__Exercise goal__. Of all the lines in the material, how many include the word "среди"? Give only the number.

__________________________________________________

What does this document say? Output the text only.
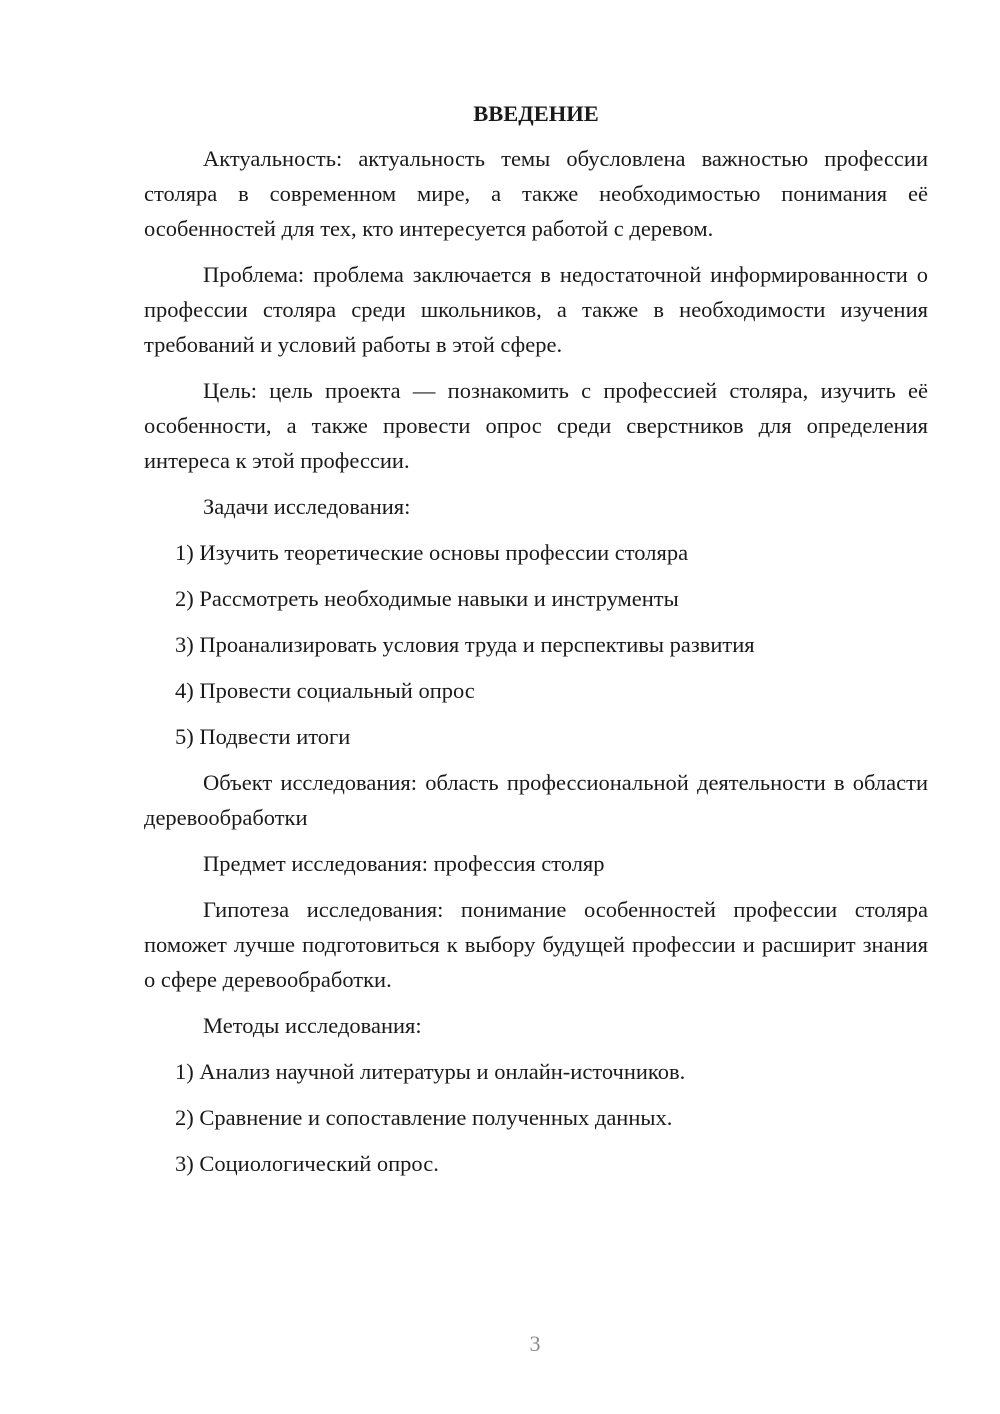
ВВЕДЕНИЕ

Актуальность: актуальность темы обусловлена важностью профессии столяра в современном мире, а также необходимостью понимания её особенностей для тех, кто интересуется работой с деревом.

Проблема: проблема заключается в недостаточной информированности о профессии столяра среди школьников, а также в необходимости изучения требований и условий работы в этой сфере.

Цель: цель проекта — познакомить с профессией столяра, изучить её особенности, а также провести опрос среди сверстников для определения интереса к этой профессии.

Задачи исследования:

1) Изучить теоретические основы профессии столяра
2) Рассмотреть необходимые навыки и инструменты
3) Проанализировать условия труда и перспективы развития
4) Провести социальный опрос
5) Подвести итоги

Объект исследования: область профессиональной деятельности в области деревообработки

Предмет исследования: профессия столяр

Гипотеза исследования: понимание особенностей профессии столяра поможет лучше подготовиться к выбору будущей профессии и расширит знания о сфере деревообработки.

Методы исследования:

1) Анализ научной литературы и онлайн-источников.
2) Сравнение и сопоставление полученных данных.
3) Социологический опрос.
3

__________________________________________________

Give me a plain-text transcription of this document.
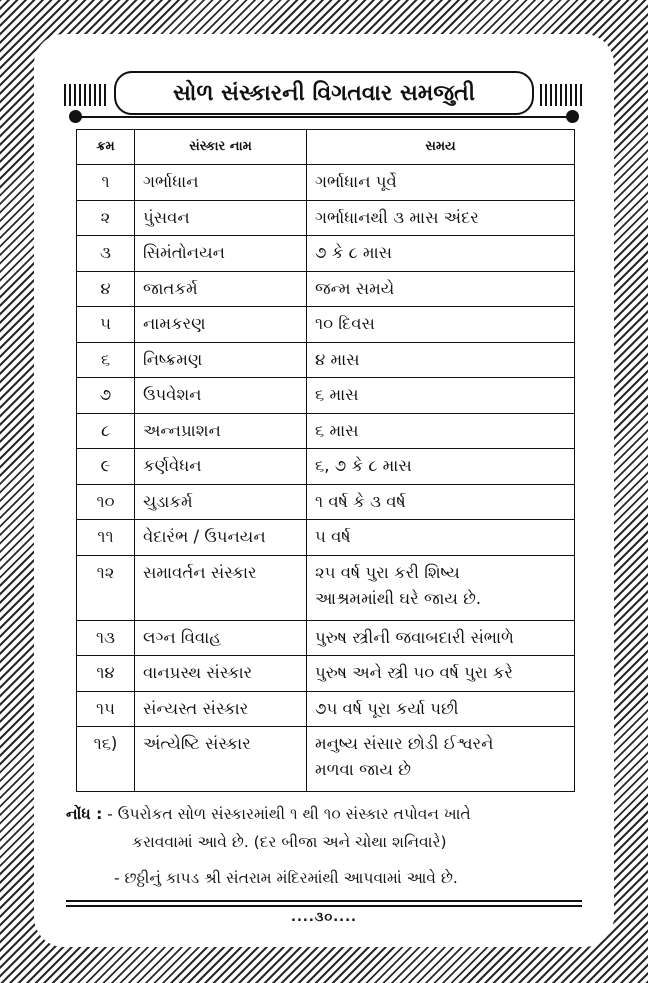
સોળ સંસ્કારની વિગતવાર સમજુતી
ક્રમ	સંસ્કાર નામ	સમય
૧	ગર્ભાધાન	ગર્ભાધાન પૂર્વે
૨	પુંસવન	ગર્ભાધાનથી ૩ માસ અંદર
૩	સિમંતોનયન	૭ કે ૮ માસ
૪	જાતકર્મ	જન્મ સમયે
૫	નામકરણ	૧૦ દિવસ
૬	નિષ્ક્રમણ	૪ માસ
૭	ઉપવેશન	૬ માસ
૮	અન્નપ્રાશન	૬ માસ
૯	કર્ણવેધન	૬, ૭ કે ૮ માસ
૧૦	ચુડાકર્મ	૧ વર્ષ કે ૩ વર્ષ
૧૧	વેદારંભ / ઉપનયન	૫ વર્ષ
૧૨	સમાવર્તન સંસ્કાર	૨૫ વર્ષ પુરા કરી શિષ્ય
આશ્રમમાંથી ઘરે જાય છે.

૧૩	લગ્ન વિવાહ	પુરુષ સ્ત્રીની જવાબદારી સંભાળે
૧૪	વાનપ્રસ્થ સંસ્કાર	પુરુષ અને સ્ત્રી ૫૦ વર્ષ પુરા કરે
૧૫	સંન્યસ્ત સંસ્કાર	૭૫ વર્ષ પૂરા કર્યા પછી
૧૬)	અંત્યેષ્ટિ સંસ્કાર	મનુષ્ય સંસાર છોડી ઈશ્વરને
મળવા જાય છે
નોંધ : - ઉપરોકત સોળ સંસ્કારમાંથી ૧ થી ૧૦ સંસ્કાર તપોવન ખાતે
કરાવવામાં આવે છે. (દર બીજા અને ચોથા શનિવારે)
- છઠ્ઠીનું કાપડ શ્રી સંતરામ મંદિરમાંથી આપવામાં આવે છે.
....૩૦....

__________________________________________________

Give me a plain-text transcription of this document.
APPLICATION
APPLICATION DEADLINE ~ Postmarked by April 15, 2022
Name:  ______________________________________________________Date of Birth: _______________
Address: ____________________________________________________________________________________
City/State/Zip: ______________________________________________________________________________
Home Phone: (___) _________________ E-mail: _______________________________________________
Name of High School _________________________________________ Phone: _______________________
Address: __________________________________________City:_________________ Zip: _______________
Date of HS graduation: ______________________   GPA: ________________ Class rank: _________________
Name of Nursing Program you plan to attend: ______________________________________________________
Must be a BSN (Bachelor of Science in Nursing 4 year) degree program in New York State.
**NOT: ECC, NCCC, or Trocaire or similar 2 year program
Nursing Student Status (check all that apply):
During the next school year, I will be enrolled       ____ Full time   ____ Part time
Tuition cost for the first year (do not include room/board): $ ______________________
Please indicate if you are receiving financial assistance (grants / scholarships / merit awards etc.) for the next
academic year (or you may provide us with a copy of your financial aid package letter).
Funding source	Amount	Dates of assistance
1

__________________________________________________

__Problem solution__. 2